#### Короткая задача A:
Определите, согласуется ли с отрывком каждое из утверждений ниже. Для каждого ответьте «да» или «нет» и дословно процитируйте решающие слова отрывка.
(i) Строй 1906 года задумывался как окончательный.
(ii) Общественность видела, в чем зло и где выход.
(iii) Историческая власть и опиравшиеся на нее классы оберегали сословность.

#### Отрывок:
В этих Законах были неудачные частности, которые легко было исправить. Но верна была основная идея, на которой была построена конституция. Она настолько соответствовала задаче момента, что, если бы ее с этой целью придумала бюрократия, это был бы редкий памятник ее политической мудрости. Этому трудно поверить. Такая мудрость не вязалась с упрямством, с которым бюрократия до тех пор отстаивала свои ненужные привилегии. Конституция образовалась на равнодействующей двух противоположных тенденций, явилась результатом уступки старых традиций запросам общественности. Объективная необходимость указала линию, где должно было быть примирение. Она создала базу для основ конституции, которую формулировали опытные руки бюрократов-законников. Судя по прениям «Совещания»[1012], можно думать, что ее авторы сами не сознавали, насколько удачно они разрешили проблему.

Строй 1906 года не предназначался быть окончательным, но он был тем, что было нужно в это переходное время. России была нужна глубокая реформа, раскрепощение общества, обеспечение прав человеческой личности. Этого не понимали «историческая власть» и классы, на которые она опиралась. Они оберегали сословность, обособленность и неравноправность крестьян; выше личных прав ставили «Высочайшую волю». С 1880-х годов они этим шли наперекор развитию жизненных сил. Общественность видела, где зло и где выход, но не понимала, какой осторожности требует разрешение этой задачи; она забыла, что прочна только нормальная эволюция, а не политическое землетрясение. Если бы дать волю общественности — революция была неизбежна. Было правильной мыслью соединить историческую власть с русской общественностью и дать им возможность идти вперед только по дороге соглашения между ними, т. е. по дороге взаимных уступок.

#### Короткая задача B:
Перепишите без изменений строки данных, начиная с первой из них и заканчивая строкой, где стоит «status-icons: + 4G», включительно.

#### Строки данных:

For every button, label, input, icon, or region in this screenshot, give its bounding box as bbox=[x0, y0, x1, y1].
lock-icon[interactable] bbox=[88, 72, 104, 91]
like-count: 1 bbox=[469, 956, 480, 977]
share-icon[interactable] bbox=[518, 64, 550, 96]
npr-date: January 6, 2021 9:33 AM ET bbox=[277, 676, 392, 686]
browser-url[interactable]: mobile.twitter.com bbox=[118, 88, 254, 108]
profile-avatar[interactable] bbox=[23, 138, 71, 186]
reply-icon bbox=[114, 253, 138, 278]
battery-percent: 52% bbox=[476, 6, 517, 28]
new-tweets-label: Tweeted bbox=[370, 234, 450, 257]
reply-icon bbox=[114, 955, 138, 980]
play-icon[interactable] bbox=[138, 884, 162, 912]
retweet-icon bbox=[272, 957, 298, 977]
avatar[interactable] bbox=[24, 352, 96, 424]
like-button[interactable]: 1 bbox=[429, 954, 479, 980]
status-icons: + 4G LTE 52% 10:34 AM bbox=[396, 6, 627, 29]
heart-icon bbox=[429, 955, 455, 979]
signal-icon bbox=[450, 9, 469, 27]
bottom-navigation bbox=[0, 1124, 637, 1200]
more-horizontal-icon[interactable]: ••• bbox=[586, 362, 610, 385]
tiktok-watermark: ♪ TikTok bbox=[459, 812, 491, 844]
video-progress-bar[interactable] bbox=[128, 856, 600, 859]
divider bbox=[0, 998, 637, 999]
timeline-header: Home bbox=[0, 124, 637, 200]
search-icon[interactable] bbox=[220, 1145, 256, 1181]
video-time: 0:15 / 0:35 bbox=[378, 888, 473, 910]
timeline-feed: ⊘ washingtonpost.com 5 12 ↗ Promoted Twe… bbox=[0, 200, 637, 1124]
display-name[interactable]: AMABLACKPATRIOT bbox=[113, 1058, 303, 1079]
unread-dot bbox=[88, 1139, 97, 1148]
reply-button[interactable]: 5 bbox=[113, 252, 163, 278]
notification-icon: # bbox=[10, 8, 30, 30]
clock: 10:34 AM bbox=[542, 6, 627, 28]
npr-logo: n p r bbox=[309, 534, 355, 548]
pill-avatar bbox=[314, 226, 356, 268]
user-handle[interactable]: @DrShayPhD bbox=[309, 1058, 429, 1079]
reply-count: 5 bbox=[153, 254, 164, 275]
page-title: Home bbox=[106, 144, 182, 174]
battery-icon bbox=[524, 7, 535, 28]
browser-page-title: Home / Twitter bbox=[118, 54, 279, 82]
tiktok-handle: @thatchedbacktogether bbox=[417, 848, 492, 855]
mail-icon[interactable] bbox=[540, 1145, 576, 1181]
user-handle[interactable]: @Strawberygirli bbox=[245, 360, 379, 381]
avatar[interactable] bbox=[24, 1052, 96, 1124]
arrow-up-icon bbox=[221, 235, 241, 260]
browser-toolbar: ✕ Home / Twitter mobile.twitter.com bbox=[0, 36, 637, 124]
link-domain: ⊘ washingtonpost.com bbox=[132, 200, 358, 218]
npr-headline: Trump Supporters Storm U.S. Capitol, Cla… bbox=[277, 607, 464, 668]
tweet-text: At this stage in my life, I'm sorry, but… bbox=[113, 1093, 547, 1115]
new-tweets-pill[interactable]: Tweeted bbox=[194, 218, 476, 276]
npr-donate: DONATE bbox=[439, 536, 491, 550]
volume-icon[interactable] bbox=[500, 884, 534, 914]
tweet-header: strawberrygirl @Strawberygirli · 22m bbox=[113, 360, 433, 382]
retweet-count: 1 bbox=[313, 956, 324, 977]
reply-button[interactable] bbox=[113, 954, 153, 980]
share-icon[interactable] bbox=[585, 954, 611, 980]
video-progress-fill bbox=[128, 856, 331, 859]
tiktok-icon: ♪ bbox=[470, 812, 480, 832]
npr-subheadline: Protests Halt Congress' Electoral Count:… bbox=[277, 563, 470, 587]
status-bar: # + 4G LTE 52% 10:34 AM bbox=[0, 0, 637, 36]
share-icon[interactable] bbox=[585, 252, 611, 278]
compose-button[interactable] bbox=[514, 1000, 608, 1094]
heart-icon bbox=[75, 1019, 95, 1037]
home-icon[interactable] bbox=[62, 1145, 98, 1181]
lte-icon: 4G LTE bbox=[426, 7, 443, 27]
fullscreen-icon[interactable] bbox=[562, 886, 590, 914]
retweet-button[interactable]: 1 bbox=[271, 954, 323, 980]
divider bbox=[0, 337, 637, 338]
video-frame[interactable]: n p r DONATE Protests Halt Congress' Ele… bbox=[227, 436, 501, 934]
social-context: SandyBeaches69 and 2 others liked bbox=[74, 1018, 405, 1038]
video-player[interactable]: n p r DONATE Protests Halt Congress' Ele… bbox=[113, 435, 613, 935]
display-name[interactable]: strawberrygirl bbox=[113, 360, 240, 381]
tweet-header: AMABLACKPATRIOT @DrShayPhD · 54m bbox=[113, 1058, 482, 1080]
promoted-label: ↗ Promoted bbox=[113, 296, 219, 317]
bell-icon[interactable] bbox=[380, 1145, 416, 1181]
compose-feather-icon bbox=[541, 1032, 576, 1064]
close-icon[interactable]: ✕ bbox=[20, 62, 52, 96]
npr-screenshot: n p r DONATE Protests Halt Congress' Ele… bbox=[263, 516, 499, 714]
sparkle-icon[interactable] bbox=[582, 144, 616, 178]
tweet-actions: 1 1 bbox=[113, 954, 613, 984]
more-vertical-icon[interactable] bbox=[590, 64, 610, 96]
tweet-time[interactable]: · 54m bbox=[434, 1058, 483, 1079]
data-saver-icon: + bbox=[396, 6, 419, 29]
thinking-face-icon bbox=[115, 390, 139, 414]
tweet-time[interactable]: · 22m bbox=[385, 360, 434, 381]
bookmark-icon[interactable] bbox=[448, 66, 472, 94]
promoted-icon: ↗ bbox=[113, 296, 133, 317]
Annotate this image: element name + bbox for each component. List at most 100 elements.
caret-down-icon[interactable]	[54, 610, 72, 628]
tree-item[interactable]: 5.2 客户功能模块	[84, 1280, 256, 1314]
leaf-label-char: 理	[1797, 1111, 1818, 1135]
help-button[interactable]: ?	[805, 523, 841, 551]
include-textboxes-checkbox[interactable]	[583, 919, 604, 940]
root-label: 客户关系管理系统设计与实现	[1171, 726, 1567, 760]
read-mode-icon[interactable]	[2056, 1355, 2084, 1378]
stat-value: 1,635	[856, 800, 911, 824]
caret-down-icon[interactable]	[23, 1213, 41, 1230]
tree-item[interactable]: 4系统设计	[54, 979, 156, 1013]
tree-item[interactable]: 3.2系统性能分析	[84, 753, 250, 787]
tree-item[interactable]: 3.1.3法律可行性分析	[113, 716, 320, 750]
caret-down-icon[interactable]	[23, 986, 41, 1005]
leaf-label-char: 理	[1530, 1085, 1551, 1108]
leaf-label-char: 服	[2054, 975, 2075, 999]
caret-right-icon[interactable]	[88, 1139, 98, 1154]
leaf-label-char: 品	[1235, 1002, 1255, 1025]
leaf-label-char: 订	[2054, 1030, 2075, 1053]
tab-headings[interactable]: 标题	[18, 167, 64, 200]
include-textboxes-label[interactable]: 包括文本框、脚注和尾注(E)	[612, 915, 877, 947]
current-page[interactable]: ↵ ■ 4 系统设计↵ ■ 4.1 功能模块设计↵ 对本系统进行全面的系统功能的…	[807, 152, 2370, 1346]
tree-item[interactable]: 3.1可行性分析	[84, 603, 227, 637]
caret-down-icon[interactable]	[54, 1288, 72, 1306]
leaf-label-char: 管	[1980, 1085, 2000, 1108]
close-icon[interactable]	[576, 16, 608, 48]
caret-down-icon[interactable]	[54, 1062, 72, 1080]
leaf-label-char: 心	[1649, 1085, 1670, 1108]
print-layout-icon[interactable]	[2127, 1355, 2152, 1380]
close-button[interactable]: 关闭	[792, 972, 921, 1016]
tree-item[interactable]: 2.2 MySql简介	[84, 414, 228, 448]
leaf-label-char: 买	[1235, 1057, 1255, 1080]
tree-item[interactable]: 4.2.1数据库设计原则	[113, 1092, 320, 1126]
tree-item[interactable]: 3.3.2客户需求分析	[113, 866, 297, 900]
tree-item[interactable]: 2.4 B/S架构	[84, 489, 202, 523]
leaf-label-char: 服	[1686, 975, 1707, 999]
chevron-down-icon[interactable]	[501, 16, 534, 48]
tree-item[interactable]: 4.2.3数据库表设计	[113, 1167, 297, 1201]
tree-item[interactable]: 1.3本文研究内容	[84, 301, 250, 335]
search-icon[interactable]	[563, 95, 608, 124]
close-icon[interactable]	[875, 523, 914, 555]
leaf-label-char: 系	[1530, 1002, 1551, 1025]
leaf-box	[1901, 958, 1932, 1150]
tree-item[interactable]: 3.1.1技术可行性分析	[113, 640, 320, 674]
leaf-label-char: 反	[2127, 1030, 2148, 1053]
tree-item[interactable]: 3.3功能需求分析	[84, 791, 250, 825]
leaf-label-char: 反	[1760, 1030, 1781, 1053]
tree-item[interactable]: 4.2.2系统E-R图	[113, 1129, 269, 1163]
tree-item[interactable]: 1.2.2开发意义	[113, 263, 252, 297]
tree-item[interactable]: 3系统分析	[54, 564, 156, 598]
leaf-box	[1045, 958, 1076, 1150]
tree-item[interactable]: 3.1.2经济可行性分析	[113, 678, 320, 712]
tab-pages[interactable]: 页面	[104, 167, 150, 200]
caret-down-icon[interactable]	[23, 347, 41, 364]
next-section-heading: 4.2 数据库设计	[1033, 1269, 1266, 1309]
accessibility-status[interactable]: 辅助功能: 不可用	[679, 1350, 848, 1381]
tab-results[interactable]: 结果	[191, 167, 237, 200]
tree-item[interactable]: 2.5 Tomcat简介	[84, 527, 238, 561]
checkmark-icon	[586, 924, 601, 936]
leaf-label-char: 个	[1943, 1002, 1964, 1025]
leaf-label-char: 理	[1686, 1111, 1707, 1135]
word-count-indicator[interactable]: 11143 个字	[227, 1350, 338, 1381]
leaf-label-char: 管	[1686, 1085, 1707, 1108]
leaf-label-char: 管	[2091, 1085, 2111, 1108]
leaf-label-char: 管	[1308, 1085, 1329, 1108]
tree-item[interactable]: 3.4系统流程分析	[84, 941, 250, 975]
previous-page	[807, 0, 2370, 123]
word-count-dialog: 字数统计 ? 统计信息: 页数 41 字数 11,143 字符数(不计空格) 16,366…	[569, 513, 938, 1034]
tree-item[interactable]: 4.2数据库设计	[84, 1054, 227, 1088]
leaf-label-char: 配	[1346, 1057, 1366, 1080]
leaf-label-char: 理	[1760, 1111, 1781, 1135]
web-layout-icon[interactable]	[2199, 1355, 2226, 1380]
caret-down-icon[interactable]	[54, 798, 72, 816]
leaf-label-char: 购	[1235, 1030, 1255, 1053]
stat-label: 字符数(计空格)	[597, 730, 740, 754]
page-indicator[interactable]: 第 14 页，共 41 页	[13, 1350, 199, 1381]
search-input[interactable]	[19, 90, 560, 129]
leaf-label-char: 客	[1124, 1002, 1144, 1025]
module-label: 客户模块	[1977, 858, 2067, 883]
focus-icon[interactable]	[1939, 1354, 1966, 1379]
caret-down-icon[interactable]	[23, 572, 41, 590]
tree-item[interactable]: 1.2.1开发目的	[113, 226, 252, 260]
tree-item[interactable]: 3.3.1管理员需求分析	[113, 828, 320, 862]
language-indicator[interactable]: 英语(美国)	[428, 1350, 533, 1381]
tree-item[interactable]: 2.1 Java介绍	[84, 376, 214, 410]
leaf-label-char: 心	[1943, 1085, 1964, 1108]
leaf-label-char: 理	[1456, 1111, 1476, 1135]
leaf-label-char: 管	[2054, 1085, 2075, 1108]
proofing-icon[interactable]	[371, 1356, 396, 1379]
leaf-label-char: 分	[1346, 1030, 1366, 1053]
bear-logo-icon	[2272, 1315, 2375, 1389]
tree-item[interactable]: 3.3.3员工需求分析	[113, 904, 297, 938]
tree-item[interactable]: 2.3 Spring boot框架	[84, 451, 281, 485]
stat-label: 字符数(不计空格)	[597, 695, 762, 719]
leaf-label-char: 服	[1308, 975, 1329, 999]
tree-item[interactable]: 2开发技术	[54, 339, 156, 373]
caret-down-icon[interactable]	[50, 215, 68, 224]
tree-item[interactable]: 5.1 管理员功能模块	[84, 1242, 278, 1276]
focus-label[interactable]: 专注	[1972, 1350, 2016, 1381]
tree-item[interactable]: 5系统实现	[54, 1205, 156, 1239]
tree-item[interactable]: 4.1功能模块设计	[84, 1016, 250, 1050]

#### Итоговый ответ A:
(i) Нет: «Строй 1906 года не предназначался быть окончательным».
(ii) Да: «Общественность видела, где зло и где выход».
(iii) Да: «Они оберегали сословность, обособленность и неравноправность крестьян».

#### Итоговый ответ B:
For every button, label, input, icon, or region in this screenshot, give its bounding box as bbox=[x0, y0, x1, y1].
lock-icon[interactable] bbox=[88, 72, 104, 91]
like-count: 1 bbox=[469, 956, 480, 977]
share-icon[interactable] bbox=[518, 64, 550, 96]
npr-date: January 6, 2021 9:33 AM ET bbox=[277, 676, 392, 686]
browser-url[interactable]: mobile.twitter.com bbox=[118, 88, 254, 108]
profile-avatar[interactable] bbox=[23, 138, 71, 186]
reply-icon bbox=[114, 253, 138, 278]
battery-percent: 52% bbox=[476, 6, 517, 28]
new-tweets-label: Tweeted bbox=[370, 234, 450, 257]
reply-icon bbox=[114, 955, 138, 980]
play-icon[interactable] bbox=[138, 884, 162, 912]
retweet-icon bbox=[272, 957, 298, 977]
avatar[interactable] bbox=[24, 352, 96, 424]
like-button[interactable]: 1 bbox=[429, 954, 479, 980]
status-icons: + 4G LTE 52% 10:34 AM bbox=[396, 6, 627, 29]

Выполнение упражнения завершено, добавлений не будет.